In the records below, find the line containing "Give me the", then extract that line and all subsequent lines exactly, leaving out everything else.

* _Records shown_
_ _ _ _ _

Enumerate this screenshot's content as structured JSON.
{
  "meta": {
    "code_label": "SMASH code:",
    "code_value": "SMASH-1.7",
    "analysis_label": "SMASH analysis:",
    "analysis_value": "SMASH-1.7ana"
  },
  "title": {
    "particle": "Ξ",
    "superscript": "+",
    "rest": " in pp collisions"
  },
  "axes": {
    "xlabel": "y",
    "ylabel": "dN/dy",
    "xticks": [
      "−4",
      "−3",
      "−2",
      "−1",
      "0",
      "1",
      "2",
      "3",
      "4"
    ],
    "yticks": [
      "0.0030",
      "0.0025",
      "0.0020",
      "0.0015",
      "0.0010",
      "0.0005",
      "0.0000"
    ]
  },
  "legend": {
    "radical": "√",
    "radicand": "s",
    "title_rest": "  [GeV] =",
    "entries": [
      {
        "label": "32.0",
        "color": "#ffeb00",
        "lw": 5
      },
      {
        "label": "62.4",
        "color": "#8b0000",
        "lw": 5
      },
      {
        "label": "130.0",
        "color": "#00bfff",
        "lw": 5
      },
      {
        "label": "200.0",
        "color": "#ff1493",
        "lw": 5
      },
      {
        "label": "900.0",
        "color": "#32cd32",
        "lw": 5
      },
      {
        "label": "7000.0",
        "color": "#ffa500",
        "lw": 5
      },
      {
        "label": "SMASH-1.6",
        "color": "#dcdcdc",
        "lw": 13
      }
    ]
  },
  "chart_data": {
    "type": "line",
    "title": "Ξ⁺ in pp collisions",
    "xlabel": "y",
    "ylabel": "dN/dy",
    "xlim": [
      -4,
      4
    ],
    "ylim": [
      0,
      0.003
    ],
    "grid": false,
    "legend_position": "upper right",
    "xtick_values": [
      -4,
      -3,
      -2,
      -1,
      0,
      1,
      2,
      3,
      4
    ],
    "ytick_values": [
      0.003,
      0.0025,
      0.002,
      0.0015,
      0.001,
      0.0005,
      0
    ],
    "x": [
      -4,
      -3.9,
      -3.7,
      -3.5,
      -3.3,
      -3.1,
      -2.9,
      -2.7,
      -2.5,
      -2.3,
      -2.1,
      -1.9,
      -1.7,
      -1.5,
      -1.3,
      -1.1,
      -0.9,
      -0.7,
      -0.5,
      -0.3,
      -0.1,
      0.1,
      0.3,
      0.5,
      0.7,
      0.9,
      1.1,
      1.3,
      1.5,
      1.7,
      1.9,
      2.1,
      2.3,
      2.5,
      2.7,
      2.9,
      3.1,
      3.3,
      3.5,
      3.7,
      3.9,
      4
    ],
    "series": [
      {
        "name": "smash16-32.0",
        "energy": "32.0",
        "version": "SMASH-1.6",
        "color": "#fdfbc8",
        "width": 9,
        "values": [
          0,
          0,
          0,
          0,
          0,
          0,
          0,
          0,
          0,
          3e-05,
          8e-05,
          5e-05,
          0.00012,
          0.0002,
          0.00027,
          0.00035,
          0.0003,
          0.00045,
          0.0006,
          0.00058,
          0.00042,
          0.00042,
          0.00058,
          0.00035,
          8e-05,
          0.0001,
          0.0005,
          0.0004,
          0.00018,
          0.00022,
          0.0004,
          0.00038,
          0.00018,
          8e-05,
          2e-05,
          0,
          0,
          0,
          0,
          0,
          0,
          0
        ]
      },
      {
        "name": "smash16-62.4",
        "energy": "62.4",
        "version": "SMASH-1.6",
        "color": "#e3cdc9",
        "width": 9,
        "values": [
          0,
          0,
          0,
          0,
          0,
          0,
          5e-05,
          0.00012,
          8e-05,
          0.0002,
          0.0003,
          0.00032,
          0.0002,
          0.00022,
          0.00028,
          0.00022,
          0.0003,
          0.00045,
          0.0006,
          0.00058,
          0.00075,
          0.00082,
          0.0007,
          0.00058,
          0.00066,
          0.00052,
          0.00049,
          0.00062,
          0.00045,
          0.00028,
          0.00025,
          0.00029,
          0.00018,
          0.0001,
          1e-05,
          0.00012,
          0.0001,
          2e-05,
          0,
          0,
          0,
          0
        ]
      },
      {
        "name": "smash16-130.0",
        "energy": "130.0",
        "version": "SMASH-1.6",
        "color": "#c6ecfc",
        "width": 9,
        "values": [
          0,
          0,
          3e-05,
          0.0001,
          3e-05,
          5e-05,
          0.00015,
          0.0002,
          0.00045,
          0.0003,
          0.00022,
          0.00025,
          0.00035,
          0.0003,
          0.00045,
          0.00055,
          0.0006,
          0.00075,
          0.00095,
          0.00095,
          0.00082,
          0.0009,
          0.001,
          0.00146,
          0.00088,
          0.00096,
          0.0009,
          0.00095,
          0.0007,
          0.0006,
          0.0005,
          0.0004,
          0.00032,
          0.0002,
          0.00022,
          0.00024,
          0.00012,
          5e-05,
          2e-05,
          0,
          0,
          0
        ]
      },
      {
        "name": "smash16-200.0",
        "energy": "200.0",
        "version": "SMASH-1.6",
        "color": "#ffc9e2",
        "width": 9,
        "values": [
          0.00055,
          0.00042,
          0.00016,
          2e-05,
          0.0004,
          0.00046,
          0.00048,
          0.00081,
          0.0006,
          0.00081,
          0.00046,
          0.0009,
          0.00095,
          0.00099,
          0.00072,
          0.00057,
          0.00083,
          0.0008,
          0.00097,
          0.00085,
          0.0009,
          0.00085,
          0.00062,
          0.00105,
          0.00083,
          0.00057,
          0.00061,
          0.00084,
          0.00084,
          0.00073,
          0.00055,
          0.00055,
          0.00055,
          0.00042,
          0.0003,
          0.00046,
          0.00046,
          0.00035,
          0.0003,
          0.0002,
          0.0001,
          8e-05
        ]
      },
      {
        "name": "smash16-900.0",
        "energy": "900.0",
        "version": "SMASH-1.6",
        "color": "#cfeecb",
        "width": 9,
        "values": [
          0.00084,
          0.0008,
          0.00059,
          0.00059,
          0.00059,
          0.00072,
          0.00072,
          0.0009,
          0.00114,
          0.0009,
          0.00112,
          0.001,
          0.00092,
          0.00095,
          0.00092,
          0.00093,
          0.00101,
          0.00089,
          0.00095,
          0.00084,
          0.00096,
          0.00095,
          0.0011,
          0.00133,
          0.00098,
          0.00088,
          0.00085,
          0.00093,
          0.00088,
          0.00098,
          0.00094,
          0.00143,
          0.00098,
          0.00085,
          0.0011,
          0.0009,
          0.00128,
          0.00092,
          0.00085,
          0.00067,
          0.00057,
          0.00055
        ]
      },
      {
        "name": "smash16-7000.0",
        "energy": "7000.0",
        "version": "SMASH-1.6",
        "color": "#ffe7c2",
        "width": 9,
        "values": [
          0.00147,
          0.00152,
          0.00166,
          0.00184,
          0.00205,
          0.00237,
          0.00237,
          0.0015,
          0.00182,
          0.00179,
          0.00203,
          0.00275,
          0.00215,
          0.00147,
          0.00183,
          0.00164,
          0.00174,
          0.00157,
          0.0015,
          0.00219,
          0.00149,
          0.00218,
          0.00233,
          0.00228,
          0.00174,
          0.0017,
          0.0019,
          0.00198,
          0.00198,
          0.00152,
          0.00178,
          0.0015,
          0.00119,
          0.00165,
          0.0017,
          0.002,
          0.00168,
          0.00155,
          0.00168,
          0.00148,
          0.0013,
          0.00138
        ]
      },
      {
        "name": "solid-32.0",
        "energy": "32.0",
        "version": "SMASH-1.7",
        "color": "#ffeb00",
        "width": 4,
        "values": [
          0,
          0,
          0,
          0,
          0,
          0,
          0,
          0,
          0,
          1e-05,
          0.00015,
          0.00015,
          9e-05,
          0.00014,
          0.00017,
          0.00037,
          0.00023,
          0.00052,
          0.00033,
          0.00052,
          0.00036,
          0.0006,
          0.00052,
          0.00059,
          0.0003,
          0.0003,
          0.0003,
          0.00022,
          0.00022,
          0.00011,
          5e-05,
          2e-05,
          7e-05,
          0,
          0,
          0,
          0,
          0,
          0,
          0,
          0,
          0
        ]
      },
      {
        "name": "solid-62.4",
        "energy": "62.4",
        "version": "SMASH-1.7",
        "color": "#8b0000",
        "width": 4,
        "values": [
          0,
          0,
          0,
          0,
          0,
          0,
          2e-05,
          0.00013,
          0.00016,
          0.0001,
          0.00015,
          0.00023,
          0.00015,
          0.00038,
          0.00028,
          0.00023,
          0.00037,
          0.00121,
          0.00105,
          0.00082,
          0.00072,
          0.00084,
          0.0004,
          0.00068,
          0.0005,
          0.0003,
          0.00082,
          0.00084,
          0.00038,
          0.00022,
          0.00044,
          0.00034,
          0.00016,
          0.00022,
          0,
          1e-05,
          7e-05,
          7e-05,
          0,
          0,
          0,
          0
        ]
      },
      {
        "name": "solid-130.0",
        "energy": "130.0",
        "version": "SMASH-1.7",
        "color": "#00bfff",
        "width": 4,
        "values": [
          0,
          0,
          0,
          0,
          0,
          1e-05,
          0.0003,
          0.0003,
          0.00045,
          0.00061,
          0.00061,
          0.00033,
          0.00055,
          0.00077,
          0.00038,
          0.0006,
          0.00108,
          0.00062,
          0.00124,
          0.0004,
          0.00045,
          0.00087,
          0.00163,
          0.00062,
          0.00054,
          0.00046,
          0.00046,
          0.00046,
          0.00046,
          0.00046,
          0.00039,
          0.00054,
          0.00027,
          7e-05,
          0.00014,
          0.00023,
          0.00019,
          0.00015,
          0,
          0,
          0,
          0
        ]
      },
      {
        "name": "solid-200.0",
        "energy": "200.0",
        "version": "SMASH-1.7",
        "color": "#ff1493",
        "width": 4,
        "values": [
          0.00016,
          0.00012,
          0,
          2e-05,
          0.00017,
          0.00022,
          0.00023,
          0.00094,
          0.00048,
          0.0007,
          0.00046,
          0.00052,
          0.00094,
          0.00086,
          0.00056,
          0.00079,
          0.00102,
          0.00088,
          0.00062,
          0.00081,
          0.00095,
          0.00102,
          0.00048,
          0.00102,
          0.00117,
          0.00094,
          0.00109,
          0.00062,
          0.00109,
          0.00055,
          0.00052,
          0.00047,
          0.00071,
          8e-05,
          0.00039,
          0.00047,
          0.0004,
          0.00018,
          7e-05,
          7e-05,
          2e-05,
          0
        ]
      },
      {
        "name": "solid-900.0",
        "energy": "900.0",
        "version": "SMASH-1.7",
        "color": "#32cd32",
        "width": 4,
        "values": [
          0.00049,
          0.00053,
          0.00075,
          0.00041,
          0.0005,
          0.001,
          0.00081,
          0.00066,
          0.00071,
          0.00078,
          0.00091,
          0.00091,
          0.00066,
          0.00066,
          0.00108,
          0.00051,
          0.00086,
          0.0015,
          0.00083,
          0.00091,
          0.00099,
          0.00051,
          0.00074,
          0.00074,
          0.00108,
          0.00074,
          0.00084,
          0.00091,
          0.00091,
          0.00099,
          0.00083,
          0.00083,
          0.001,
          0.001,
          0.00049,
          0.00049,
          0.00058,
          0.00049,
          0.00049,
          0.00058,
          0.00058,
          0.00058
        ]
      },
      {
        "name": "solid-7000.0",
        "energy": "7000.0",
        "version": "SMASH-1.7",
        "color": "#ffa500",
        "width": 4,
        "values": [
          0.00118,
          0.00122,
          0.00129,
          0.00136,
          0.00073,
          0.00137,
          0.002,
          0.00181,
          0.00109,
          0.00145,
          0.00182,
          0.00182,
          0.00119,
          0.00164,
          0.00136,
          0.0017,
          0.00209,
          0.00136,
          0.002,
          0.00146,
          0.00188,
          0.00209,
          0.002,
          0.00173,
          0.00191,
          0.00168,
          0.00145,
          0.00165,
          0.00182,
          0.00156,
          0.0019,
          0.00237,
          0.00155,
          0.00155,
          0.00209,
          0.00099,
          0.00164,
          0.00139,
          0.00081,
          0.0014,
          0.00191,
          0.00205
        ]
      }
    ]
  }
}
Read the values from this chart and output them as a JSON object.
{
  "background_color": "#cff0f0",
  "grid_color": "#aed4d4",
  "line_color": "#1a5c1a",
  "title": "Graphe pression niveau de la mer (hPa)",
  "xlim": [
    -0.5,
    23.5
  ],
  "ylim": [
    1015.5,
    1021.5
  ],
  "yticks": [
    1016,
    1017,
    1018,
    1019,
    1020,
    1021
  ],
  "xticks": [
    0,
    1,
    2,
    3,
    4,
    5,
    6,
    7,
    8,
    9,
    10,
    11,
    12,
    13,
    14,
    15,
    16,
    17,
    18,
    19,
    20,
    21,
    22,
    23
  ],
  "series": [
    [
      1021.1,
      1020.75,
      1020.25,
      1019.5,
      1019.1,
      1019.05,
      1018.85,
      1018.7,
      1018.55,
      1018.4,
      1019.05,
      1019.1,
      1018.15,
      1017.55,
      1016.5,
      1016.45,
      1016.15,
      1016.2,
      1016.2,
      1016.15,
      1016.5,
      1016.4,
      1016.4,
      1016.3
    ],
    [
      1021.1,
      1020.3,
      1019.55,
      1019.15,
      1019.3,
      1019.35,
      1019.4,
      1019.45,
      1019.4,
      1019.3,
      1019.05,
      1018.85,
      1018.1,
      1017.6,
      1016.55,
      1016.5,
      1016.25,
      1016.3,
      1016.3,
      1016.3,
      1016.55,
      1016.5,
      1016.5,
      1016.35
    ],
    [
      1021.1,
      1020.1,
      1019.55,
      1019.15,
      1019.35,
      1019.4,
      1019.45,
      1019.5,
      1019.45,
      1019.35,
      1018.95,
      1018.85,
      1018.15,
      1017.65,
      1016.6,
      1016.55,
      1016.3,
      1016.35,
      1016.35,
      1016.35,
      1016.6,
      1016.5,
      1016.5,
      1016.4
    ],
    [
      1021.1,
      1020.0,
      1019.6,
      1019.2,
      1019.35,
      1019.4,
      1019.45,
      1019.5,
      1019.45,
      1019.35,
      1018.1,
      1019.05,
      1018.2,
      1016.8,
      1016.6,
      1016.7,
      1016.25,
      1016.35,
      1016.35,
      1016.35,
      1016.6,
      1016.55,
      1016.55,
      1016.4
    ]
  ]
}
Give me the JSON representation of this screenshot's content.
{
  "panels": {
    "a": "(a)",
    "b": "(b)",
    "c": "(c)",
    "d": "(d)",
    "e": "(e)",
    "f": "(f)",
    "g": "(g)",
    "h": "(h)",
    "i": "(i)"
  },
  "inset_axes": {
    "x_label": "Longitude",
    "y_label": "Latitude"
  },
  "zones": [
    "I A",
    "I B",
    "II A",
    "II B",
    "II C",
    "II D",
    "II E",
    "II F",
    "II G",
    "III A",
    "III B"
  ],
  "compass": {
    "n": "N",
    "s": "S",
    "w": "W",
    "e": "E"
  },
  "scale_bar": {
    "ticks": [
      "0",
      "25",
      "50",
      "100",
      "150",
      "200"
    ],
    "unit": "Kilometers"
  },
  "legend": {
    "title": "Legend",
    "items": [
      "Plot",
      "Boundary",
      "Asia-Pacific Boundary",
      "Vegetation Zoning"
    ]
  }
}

_ _ _ _ _

* _Solution below_
Give me the JSON representation of this screenshot's content.
{
  "panels": {
    "a": "(a)",
    "b": "(b)",
    "c": "(c)",
    "d": "(d)",
    "e": "(e)",
    "f": "(f)",
    "g": "(g)",
    "h": "(h)",
    "i": "(i)"
  },
  "inset_axes": {
    "x_label": "Longitude",
    "y_label": "Latitude"
  },
  "zones": [
    "I A",
    "I B",
    "II A",
    "II B",
    "II C",
    "II D",
    "II E",
    "II F",
    "II G",
    "III A",
    "III B"
  ],
  "compass": {
    "n": "N",
    "s": "S",
    "w": "W",
    "e": "E"
  },
  "scale_bar": {
    "ticks": [
      "0",
      "25",
      "50",
      "100",
      "150",
      "200"
    ],
    "unit": "Kilometers"
  },
  "legend": {
    "title": "Legend",
    "items": [
      "Plot",
      "Boundary",
      "Asia-Pacific Boundary",
      "Vegetation Zoning"
    ]
  }
}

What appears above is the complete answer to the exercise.